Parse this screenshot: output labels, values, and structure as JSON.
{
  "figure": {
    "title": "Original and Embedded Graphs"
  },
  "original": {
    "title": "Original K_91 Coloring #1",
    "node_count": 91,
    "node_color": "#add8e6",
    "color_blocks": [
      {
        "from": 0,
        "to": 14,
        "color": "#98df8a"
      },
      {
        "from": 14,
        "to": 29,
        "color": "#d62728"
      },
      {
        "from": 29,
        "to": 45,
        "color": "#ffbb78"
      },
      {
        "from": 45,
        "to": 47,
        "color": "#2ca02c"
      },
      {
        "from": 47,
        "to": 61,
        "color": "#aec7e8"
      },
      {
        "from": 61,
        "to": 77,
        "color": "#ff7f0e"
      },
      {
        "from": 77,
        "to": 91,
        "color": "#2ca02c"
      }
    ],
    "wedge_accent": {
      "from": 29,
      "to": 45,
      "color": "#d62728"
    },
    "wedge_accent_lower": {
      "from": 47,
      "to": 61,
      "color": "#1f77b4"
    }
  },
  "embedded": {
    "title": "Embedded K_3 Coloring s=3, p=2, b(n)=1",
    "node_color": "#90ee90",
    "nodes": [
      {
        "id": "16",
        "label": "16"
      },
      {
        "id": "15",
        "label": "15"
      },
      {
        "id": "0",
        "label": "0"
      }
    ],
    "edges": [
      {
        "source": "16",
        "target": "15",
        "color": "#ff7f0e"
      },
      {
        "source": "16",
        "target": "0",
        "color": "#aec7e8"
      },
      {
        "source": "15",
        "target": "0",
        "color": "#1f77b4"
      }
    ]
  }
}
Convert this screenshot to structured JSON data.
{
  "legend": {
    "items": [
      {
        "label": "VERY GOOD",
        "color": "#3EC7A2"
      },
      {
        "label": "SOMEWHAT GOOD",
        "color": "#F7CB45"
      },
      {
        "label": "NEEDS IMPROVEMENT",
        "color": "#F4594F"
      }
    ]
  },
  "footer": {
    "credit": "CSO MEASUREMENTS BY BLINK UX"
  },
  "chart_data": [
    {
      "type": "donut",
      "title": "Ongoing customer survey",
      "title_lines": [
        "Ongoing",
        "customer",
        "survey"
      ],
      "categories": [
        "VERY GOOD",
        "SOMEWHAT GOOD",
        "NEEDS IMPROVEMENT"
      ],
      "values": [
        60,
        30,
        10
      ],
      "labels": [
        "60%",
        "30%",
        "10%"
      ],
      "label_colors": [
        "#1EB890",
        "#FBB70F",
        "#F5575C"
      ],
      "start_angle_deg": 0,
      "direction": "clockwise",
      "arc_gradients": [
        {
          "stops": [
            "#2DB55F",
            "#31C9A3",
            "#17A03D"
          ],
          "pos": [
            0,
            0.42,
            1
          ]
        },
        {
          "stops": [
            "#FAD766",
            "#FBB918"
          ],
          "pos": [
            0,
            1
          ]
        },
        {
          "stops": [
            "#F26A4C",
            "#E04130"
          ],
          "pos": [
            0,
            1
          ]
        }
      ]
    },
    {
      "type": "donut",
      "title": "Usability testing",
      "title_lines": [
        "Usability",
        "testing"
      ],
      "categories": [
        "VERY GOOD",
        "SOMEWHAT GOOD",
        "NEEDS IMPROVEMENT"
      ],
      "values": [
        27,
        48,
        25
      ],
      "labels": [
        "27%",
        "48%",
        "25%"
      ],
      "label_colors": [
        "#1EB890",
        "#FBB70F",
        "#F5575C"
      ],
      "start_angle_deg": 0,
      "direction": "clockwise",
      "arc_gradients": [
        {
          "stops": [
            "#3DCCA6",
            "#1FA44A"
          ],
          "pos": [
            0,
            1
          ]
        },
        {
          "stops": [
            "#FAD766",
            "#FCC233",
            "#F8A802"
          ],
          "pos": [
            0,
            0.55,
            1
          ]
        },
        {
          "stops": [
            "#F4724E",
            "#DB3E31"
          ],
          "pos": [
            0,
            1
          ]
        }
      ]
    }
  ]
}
***
:: WHAT TO WORK ON ::
Print every record above exactly as written.

:: EXERCISE SOLUTION ::
Parse this screenshot: output labels, values, and structure as JSON.
{
  "figure": {
    "title": "Original and Embedded Graphs"
  },
  "original": {
    "title": "Original K_91 Coloring #1",
    "node_count": 91,
    "node_color": "#add8e6",
    "color_blocks": [
      {
        "from": 0,
        "to": 14,
        "color": "#98df8a"
      },
      {
        "from": 14,
        "to": 29,
        "color": "#d62728"
      },
      {
        "from": 29,
        "to": 45,
        "color": "#ffbb78"
      },
      {
        "from": 45,
        "to": 47,
        "color": "#2ca02c"
      },
      {
        "from": 47,
        "to": 61,
        "color": "#aec7e8"
      },
      {
        "from": 61,
        "to": 77,
        "color": "#ff7f0e"
      },
      {
        "from": 77,
        "to": 91,
        "color": "#2ca02c"
      }
    ],
    "wedge_accent": {
      "from": 29,
      "to": 45,
      "color": "#d62728"
    },
    "wedge_accent_lower": {
      "from": 47,
      "to": 61,
      "color": "#1f77b4"
    }
  },
  "embedded": {
    "title": "Embedded K_3 Coloring s=3, p=2, b(n)=1",
    "node_color": "#90ee90",
    "nodes": [
      {
        "id": "16",
        "label": "16"
      },
      {
        "id": "15",
        "label": "15"
      },
      {
        "id": "0",
        "label": "0"
      }
    ],
    "edges": [
      {
        "source": "16",
        "target": "15",
        "color": "#ff7f0e"
      },
      {
        "source": "16",
        "target": "0",
        "color": "#aec7e8"
      },
      {
        "source": "15",
        "target": "0",
        "color": "#1f77b4"
      }
    ]
  }
}
Convert this screenshot to structured JSON data.
{
  "legend": {
    "items": [
      {
        "label": "VERY GOOD",
        "color": "#3EC7A2"
      },
      {
        "label": "SOMEWHAT GOOD",
        "color": "#F7CB45"
      },
      {
        "label": "NEEDS IMPROVEMENT",
        "color": "#F4594F"
      }
    ]
  },
  "footer": {
    "credit": "CSO MEASUREMENTS BY BLINK UX"
  },
  "chart_data": [
    {
      "type": "donut",
      "title": "Ongoing customer survey",
      "title_lines": [
        "Ongoing",
        "customer",
        "survey"
      ],
      "categories": [
        "VERY GOOD",
        "SOMEWHAT GOOD",
        "NEEDS IMPROVEMENT"
      ],
      "values": [
        60,
        30,
        10
      ],
      "labels": [
        "60%",
        "30%",
        "10%"
      ],
      "label_colors": [
        "#1EB890",
        "#FBB70F",
        "#F5575C"
      ],
      "start_angle_deg": 0,
      "direction": "clockwise",
      "arc_gradients": [
        {
          "stops": [
            "#2DB55F",
            "#31C9A3",
            "#17A03D"
          ],
          "pos": [
            0,
            0.42,
            1
          ]
        },
        {
          "stops": [
            "#FAD766",
            "#FBB918"
          ],
          "pos": [
            0,
            1
          ]
        },
        {
          "stops": [
            "#F26A4C",
            "#E04130"
          ],
          "pos": [
            0,
            1
          ]
        }
      ]
    },
    {
      "type": "donut",
      "title": "Usability testing",
      "title_lines": [
        "Usability",
        "testing"
      ],
      "categories": [
        "VERY GOOD",
        "SOMEWHAT GOOD",
        "NEEDS IMPROVEMENT"
      ],
      "values": [
        27,
        48,
        25
      ],
      "labels": [
        "27%",
        "48%",
        "25%"
      ],
      "label_colors": [
        "#1EB890",
        "#FBB70F",
        "#F5575C"
      ],
      "start_angle_deg": 0,
      "direction": "clockwise",
      "arc_gradients": [
        {
          "stops": [
            "#3DCCA6",
            "#1FA44A"
          ],
          "pos": [
            0,
            1
          ]
        },
        {
          "stops": [
            "#FAD766",
            "#FCC233",
            "#F8A802"
          ],
          "pos": [
            0,
            0.55,
            1
          ]
        },
        {
          "stops": [
            "#F4724E",
            "#DB3E31"
          ],
          "pos": [
            0,
            1
          ]
        }
      ]
    }
  ]
}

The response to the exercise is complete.